- **TASK REQUIREMENTS**:
Look through the data below. Pick out the lines holding the string "screen".

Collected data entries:
=-=-=

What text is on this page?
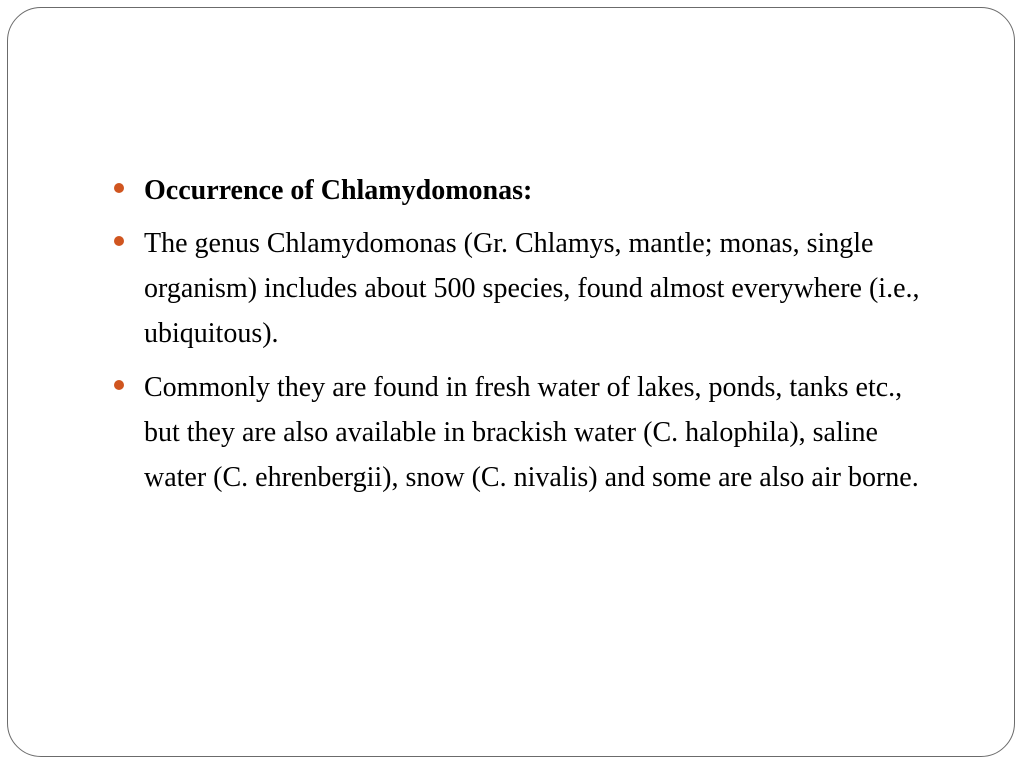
Occurrence of Chlamydomonas:
The genus Chlamydomonas (Gr. Chlamys, mantle; monas, single organism) includes about 500 species, found almost everywhere (i.e., ubiquitous).
Commonly they are found in fresh water of lakes, ponds, tanks etc., but they are also available in brackish water (C. halophila), saline water (C. ehrenbergii), snow (C. nivalis) and some are also air borne.
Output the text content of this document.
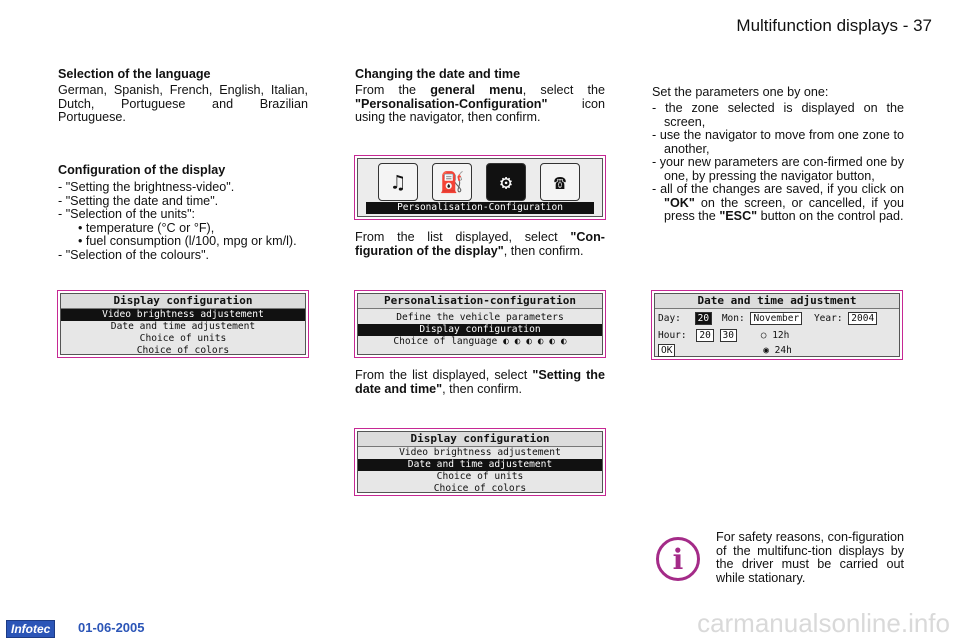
Multifunction displays - 37
Selection of the language
German, Spanish, French, English, Italian, Dutch, Portuguese and Brazilian Portuguese.
Configuration of the display
- "Setting the brightness-video".
- "Setting the date and time".
- "Selection of the units":
• temperature (°C or °F),
• fuel consumption (l/100, mpg or km/l).
- "Selection of the colours".
Display configuration
Video brightness adjustement
Date and time adjustement
Choice of units
Choice of colors
Changing the date and time
From the general menu, select the "Personalisation-Configuration" icon using the navigator, then confirm.
♫	⛽	⚙	☎
Personalisation-Configuration
From the list displayed, select "Con-figuration of the display", then confirm.
Personalisation-configuration
Define the vehicle parameters
Display configuration
Choice of language ◐ ◐ ◐ ◐ ◐ ◐
From the list displayed, select "Setting the date and time", then confirm.
Display configuration
Video brightness adjustement
Date and time adjustement
Choice of units
Choice of colors
Set the parameters one by one:
- the zone selected is displayed on the screen,
- use the navigator to move from one zone to another,
- your new parameters are con-firmed one by one, by pressing the navigator button,
- all of the changes are saved, if you click on "OK" on the screen, or cancelled, if you press the "ESC" button on the control pad.
Date and time adjustment
Day: 20 Mon: November Year: 2004
Hour: 20 30	○ 12h
OK	◉ 24h
i
For safety reasons, con-figuration of the multifunc-tion displays by the driver must be carried out while stationary.
Infotec	01-06-2005	carmanualsonline.info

=-=-=

- **RESULT**:
- the zone selected is displayed on the screen,
- all of the changes are saved, if you click on "OK" on the screen, or cancelled, if you press the "ESC" button on the control pad.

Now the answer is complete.